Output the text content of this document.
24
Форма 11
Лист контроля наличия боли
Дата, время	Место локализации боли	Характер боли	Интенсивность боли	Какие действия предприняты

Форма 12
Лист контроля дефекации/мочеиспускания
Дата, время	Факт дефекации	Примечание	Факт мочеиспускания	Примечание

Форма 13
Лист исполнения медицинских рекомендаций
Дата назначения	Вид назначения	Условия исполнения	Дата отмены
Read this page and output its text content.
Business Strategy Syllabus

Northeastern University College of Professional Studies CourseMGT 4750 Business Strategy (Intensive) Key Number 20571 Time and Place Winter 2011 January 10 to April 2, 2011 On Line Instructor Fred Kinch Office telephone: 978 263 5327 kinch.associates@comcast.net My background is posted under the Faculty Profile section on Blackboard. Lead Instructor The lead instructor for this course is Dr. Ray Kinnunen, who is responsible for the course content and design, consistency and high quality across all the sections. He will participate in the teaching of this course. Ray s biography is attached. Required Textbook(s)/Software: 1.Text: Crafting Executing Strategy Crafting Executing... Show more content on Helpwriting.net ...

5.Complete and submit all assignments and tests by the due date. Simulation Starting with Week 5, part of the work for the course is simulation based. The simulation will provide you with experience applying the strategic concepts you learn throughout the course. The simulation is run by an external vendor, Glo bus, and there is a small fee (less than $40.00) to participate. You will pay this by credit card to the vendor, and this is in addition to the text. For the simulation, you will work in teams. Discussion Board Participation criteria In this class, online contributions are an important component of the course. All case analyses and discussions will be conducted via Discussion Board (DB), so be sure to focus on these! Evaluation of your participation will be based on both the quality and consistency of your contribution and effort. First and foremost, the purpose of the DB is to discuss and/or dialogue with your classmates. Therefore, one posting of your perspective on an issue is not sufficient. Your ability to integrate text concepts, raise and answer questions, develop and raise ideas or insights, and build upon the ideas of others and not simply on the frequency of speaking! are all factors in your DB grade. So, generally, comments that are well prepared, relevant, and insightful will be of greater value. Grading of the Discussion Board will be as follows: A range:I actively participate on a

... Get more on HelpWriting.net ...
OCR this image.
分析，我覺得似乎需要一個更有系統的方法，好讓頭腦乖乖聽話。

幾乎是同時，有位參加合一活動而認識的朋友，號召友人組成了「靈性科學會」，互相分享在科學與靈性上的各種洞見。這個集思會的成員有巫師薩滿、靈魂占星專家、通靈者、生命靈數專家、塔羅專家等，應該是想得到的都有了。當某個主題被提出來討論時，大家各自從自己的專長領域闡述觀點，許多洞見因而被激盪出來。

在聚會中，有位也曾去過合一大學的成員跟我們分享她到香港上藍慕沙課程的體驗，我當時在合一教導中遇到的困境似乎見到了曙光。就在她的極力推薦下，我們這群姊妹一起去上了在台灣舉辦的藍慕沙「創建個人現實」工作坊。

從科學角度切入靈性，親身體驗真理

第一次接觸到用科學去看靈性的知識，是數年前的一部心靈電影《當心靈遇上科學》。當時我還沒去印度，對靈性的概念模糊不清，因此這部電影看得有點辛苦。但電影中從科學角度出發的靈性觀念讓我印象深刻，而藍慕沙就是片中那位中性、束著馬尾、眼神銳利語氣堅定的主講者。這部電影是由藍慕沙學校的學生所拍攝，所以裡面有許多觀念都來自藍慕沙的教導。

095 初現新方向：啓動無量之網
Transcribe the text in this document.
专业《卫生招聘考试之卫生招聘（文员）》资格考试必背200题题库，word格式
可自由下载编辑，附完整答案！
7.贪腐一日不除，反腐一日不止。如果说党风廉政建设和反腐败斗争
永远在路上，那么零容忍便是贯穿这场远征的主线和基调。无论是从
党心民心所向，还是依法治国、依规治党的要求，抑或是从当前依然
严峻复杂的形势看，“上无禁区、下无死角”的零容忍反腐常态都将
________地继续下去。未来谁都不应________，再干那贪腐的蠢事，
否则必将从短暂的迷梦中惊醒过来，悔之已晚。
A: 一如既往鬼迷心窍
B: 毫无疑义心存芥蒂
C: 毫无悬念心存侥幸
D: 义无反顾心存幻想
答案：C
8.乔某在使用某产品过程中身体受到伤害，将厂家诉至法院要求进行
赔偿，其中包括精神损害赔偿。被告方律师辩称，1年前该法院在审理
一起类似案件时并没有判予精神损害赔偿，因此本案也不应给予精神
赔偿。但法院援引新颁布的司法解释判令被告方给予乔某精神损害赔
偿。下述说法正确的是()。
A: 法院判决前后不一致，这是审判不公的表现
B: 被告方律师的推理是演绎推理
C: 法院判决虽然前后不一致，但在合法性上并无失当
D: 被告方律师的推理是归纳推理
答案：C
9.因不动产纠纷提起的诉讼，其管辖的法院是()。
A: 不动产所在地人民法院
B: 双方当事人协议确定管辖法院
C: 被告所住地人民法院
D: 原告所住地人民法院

--------------------------------------------------

_To do_
All lines above with "дефекации" in them should be returned.

_Response below_
Лист контроля дефекации/мочеиспускания
Дата, время	Факт дефекации	Примечание	Факт мочеиспускания	Примечание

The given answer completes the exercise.